§ **The exercise**
Every record must appear in your copy exactly as written, with no pictures.

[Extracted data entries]
──────
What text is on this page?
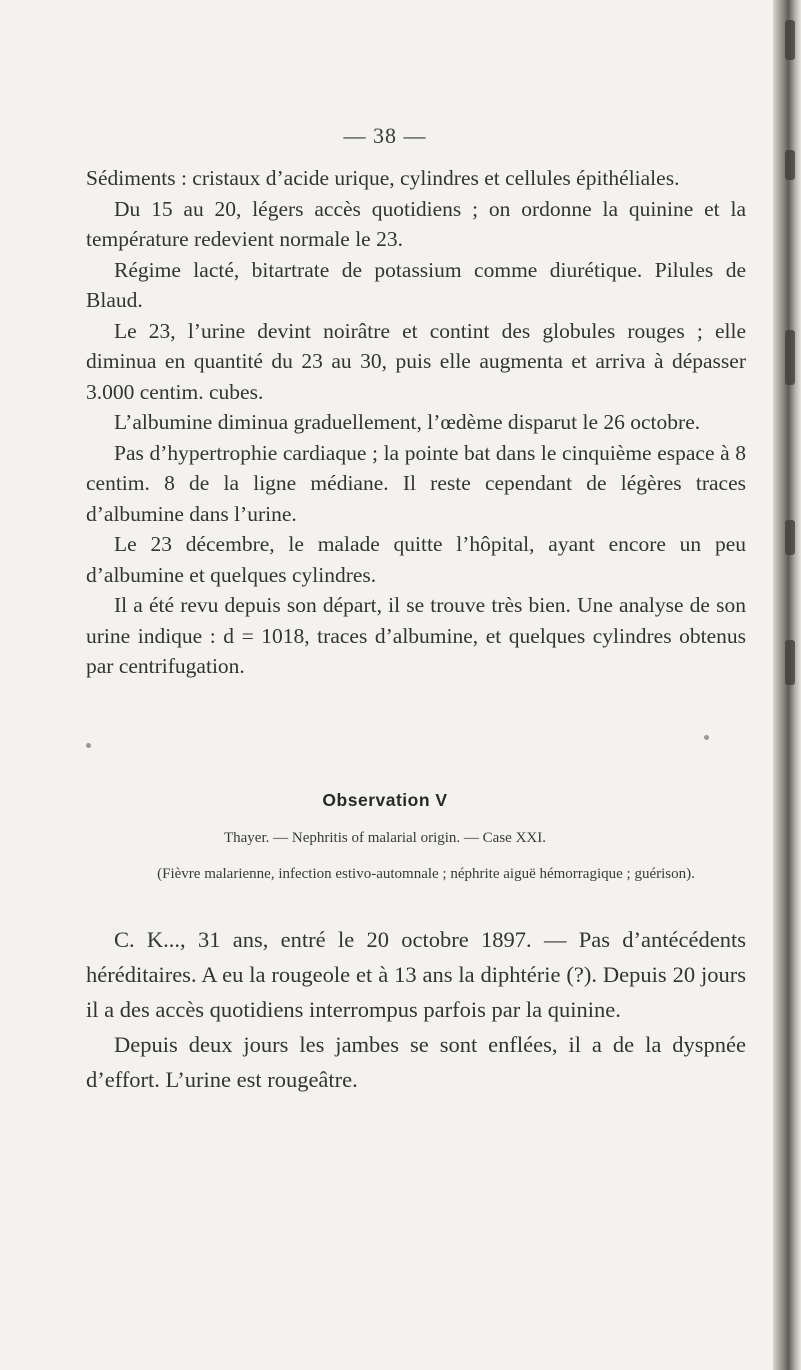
— 38 —

Sédiments : cristaux d’acide urique, cylindres et cellules épithéliales.

Du 15 au 20, légers accès quotidiens ; on ordonne la quinine et la température redevient normale le 23.

Régime lacté, bitartrate de potassium comme diurétique. Pilules de Blaud.

Le 23, l’urine devint noirâtre et contint des globules rouges ; elle diminua en quantité du 23 au 30, puis elle augmenta et arriva à dépasser 3.000 centim. cubes.

L’albumine diminua graduellement, l’œdème disparut le 26 octobre.

Pas d’hypertrophie cardiaque ; la pointe bat dans le cinquième espace à 8 centim. 8 de la ligne médiane. Il reste cependant de légères traces d’albumine dans l’urine.

Le 23 décembre, le malade quitte l’hôpital, ayant encore un peu d’albumine et quelques cylindres.

Il a été revu depuis son départ, il se trouve très bien. Une analyse de son urine indique : d = 1018, traces d’albumine, et quelques cylindres obtenus par centrifugation.

Observation V
Thayer. — Nephritis of malarial origin. — Case XXI.
(Fièvre malarienne, infection estivo-automnale ; néphrite aiguë hémorragique ; guérison).

C. K..., 31 ans, entré le 20 octobre 1897. — Pas d’antécédents héréditaires. A eu la rougeole et à 13 ans la diphtérie (?). Depuis 20 jours il a des accès quotidiens interrompus parfois par la quinine.

Depuis deux jours les jambes se sont enflées, il a de la dyspnée d’effort. L’urine est rougeâtre.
──────
§ **Answer to the problem**
What text is on this page?
— 38 —

Sédiments : cristaux d’acide urique, cylindres et cellules épithéliales.

Du 15 au 20, légers accès quotidiens ; on ordonne la quinine et la température redevient normale le 23.

Régime lacté, bitartrate de potassium comme diurétique. Pilules de Blaud.

Le 23, l’urine devint noirâtre et contint des globules rouges ; elle diminua en quantité du 23 au 30, puis elle augmenta et arriva à dépasser 3.000 centim. cubes.

L’albumine diminua graduellement, l’œdème disparut le 26 octobre.

Pas d’hypertrophie cardiaque ; la pointe bat dans le cinquième espace à 8 centim. 8 de la ligne médiane. Il reste cependant de légères traces d’albumine dans l’urine.

Le 23 décembre, le malade quitte l’hôpital, ayant encore un peu d’albumine et quelques cylindres.

Il a été revu depuis son départ, il se trouve très bien. Une analyse de son urine indique : d = 1018, traces d’albumine, et quelques cylindres obtenus par centrifugation.

Observation V
Thayer. — Nephritis of malarial origin. — Case XXI.
(Fièvre malarienne, infection estivo-automnale ; néphrite aiguë hémorragique ; guérison).

C. K..., 31 ans, entré le 20 octobre 1897. — Pas d’antécédents héréditaires. A eu la rougeole et à 13 ans la diphtérie (?). Depuis 20 jours il a des accès quotidiens interrompus parfois par la quinine.

Depuis deux jours les jambes se sont enflées, il a de la dyspnée d’effort. L’urine est rougeâtre.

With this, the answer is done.